Exercise requirements »
Set down the material once more, exactly as it appears.

Collection entries »
────────────────

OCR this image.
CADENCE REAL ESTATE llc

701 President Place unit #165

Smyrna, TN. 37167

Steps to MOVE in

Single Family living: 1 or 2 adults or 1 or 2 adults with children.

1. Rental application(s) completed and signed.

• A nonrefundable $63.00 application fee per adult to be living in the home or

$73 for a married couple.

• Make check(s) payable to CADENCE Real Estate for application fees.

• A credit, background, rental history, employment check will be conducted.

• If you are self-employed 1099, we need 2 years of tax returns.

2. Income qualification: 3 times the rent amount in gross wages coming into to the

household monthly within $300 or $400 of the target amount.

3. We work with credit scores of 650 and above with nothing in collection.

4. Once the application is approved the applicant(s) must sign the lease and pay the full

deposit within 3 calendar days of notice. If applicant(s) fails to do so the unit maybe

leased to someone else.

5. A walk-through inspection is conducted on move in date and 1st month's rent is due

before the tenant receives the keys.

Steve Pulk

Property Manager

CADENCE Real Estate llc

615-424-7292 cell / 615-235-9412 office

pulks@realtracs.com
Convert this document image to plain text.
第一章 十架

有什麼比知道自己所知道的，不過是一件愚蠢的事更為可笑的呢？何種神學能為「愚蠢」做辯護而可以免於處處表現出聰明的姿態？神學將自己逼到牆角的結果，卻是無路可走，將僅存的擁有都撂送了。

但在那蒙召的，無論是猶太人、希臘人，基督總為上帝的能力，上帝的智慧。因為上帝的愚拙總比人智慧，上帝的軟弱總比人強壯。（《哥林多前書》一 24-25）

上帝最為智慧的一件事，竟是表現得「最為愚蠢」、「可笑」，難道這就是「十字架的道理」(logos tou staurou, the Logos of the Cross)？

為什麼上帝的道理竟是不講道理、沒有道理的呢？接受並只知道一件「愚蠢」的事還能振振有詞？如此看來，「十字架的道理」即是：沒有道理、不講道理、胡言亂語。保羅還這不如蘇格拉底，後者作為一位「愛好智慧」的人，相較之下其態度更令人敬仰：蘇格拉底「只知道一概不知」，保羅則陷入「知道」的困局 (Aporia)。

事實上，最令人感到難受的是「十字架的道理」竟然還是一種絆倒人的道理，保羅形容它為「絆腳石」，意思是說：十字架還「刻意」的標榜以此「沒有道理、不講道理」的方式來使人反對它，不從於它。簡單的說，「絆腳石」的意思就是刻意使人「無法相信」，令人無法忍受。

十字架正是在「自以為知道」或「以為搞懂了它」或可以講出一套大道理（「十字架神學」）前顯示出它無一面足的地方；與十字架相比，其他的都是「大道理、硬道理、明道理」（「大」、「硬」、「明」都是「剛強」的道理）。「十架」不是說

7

────────────────

Solution for this problem »
OCR this image.
CADENCE REAL ESTATE llc

701 President Place unit #165

Smyrna, TN. 37167

Steps to MOVE in

Single Family living: 1 or 2 adults or 1 or 2 adults with children.

1. Rental application(s) completed and signed.

• A nonrefundable $63.00 application fee per adult to be living in the home or

$73 for a married couple.

• Make check(s) payable to CADENCE Real Estate for application fees.

• A credit, background, rental history, employment check will be conducted.

• If you are self-employed 1099, we need 2 years of tax returns.

2. Income qualification: 3 times the rent amount in gross wages coming into to the

household monthly within $300 or $400 of the target amount.

3. We work with credit scores of 650 and above with nothing in collection.

4. Once the application is approved the applicant(s) must sign the lease and pay the full

deposit within 3 calendar days of notice. If applicant(s) fails to do so the unit maybe

leased to someone else.

5. A walk-through inspection is conducted on move in date and 1st month's rent is due

before the tenant receives the keys.

Steve Pulk

Property Manager

CADENCE Real Estate llc

615-424-7292 cell / 615-235-9412 office

pulks@realtracs.com
Convert this document image to plain text.
第一章 十架

有什麼比知道自己所知道的，不過是一件愚蠢的事更為可笑的呢？何種神學能為「愚蠢」做辯護而可以免於處處表現出聰明的姿態？神學將自己逼到牆角的結果，卻是無路可走，將僅存的擁有都撂送了。

但在那蒙召的，無論是猶太人、希臘人，基督總為上帝的能力，上帝的智慧。因為上帝的愚拙總比人智慧，上帝的軟弱總比人強壯。（《哥林多前書》一 24-25）

上帝最為智慧的一件事，竟是表現得「最為愚蠢」、「可笑」，難道這就是「十字架的道理」(logos tou staurou, the Logos of the Cross)？

為什麼上帝的道理竟是不講道理、沒有道理的呢？接受並只知道一件「愚蠢」的事還能振振有詞？如此看來，「十字架的道理」即是：沒有道理、不講道理、胡言亂語。保羅還這不如蘇格拉底，後者作為一位「愛好智慧」的人，相較之下其態度更令人敬仰：蘇格拉底「只知道一概不知」，保羅則陷入「知道」的困局 (Aporia)。

事實上，最令人感到難受的是「十字架的道理」竟然還是一種絆倒人的道理，保羅形容它為「絆腳石」，意思是說：十字架還「刻意」的標榜以此「沒有道理、不講道理」的方式來使人反對它，不從於它。簡單的說，「絆腳石」的意思就是刻意使人「無法相信」，令人無法忍受。

十字架正是在「自以為知道」或「以為搞懂了它」或可以講出一套大道理（「十字架神學」）前顯示出它無一面足的地方；與十字架相比，其他的都是「大道理、硬道理、明道理」（「大」、「硬」、「明」都是「剛強」的道理）。「十架」不是說

7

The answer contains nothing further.